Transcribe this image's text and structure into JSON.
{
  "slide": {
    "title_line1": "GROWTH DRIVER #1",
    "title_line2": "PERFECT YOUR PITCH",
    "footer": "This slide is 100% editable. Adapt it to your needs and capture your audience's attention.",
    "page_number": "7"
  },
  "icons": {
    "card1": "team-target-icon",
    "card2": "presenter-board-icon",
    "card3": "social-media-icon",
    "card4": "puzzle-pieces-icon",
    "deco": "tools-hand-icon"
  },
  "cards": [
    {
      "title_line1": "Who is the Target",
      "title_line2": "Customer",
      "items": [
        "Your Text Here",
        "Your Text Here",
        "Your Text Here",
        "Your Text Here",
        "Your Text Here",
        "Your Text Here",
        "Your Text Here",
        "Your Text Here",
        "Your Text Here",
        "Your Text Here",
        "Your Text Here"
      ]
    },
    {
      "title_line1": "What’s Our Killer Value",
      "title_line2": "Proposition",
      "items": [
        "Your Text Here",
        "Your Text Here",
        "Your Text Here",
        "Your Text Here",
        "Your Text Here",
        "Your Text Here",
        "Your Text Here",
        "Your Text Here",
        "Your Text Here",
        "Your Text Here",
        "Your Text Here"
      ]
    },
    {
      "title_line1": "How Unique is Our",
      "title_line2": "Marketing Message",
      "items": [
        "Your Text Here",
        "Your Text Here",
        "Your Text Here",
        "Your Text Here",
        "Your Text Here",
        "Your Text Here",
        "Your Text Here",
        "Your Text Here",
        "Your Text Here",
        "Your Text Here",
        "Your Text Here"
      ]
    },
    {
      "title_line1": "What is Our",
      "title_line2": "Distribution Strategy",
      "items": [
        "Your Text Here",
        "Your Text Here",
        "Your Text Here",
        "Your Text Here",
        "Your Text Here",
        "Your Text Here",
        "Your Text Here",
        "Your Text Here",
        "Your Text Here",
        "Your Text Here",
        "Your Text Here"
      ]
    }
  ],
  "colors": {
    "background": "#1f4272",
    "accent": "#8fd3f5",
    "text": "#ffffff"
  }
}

+ + + + + + +

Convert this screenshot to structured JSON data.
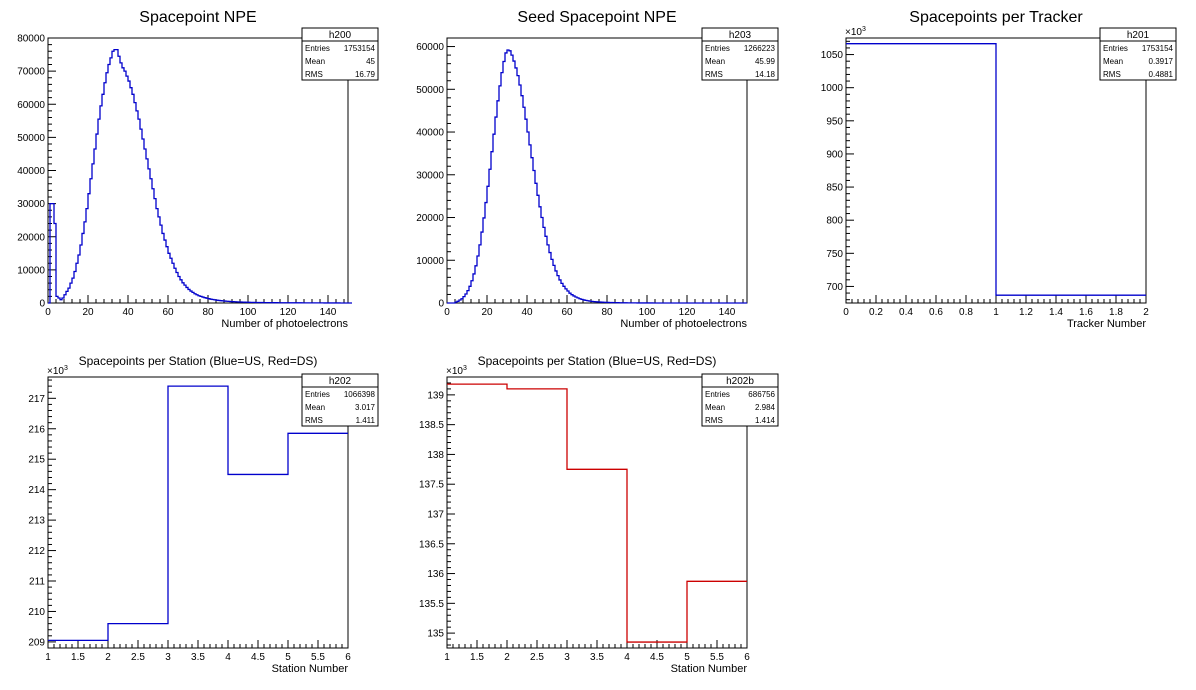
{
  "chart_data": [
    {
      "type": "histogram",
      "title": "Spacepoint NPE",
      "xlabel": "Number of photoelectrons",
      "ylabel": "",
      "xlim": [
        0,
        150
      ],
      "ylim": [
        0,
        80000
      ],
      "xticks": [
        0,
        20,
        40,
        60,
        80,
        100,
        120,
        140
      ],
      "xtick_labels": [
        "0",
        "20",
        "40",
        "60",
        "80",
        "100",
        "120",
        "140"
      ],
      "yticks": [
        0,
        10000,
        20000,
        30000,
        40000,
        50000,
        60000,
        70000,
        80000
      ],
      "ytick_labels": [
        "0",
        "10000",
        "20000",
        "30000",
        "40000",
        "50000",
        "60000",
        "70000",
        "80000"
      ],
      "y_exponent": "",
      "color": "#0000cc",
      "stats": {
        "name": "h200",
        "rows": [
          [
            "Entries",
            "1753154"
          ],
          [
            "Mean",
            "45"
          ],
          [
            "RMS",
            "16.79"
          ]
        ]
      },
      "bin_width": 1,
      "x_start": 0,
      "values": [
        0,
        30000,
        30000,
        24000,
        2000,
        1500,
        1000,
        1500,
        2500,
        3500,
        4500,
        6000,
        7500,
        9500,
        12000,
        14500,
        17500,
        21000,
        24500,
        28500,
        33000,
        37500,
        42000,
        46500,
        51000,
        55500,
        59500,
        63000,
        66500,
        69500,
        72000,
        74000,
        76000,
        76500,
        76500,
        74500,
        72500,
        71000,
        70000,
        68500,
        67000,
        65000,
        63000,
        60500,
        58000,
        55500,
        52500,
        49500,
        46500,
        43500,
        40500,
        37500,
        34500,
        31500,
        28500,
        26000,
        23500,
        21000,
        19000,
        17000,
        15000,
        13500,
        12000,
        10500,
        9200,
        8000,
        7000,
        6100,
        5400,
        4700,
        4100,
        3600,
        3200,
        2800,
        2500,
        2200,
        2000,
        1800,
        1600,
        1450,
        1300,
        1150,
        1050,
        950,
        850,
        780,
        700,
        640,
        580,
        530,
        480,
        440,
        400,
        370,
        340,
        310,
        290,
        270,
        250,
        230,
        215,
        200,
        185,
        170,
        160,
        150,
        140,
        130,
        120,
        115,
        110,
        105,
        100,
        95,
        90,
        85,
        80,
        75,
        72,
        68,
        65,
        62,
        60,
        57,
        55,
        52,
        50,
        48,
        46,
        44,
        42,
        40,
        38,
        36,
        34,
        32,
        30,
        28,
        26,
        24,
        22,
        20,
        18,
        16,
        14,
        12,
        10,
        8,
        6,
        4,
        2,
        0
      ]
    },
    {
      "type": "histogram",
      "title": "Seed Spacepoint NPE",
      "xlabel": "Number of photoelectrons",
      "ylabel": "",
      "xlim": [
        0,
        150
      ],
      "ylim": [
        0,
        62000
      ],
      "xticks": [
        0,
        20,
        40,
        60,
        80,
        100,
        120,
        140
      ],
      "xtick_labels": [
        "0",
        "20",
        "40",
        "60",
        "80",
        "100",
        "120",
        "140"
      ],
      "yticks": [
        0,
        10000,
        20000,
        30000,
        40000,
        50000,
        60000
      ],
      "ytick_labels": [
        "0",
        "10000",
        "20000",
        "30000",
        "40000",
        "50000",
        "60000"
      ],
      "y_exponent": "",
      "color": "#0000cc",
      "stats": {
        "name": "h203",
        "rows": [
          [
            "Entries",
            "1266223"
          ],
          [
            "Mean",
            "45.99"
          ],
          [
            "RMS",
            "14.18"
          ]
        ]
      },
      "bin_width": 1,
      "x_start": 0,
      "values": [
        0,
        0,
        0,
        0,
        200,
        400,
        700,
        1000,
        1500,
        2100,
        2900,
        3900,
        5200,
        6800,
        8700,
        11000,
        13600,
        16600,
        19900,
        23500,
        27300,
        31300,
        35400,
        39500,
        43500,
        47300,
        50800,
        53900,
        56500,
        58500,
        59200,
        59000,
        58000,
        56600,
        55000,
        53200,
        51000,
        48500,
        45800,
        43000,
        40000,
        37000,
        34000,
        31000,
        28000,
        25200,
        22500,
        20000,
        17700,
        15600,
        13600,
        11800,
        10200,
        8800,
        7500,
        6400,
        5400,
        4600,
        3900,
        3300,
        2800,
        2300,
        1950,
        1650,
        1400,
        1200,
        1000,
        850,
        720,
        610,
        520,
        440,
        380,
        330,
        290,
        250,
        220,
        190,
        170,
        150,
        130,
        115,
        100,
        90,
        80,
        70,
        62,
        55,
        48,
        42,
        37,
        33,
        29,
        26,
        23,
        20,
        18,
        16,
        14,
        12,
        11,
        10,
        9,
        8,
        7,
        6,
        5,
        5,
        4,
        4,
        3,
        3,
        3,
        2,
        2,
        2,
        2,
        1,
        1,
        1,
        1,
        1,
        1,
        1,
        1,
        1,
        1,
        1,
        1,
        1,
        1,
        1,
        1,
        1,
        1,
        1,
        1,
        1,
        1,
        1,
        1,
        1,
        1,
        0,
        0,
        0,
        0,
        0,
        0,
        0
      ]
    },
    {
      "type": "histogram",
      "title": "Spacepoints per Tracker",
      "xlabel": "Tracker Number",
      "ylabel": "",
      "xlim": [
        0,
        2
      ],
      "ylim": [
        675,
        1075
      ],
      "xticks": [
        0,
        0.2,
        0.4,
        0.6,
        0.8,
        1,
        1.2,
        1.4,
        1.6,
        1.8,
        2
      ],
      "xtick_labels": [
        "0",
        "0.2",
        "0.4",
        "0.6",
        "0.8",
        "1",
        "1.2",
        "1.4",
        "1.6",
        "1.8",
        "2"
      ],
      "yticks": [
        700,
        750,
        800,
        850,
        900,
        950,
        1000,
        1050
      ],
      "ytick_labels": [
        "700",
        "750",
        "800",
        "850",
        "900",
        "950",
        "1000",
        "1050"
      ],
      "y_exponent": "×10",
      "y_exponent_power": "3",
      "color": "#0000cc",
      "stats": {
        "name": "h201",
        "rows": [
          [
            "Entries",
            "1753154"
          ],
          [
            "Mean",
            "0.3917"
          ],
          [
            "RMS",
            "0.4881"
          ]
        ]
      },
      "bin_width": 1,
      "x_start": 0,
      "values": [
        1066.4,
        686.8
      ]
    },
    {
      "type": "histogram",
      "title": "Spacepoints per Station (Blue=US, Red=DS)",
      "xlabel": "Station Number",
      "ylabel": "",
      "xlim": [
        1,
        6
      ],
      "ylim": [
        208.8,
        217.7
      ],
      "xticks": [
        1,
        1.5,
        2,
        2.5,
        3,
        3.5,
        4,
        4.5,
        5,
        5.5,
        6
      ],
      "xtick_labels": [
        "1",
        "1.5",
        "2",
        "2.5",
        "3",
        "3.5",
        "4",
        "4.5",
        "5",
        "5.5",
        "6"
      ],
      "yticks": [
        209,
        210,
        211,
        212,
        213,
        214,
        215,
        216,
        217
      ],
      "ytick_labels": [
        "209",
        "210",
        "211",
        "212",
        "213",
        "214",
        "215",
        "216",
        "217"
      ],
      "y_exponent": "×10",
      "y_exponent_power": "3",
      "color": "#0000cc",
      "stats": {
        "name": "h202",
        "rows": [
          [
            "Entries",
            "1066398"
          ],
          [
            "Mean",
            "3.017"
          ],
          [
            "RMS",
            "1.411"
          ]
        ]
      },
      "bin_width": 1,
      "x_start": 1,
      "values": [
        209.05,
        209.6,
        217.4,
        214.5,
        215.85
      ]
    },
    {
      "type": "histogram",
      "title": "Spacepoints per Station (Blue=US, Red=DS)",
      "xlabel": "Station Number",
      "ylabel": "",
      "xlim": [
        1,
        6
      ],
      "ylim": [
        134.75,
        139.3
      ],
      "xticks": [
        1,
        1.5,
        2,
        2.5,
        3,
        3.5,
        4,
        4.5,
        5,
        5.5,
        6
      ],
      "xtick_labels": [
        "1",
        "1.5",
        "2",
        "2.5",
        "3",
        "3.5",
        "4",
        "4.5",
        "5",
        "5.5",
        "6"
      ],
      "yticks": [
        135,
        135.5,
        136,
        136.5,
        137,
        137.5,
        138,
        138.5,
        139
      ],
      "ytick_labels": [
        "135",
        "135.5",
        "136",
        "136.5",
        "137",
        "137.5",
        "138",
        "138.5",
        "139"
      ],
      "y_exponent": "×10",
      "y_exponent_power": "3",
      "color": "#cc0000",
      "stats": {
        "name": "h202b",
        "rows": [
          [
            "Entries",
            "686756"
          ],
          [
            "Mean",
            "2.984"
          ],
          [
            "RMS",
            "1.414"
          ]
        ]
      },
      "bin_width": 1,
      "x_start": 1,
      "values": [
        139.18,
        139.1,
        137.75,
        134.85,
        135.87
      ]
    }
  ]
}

+ + + + + + +

YOUR INSTRUCTIONS
Go through the records and show every line with the string "JSON" in it.

ANSWER TO THIS TASK
Transcribe this image's text and structure into JSON.
Convert this screenshot to structured JSON data.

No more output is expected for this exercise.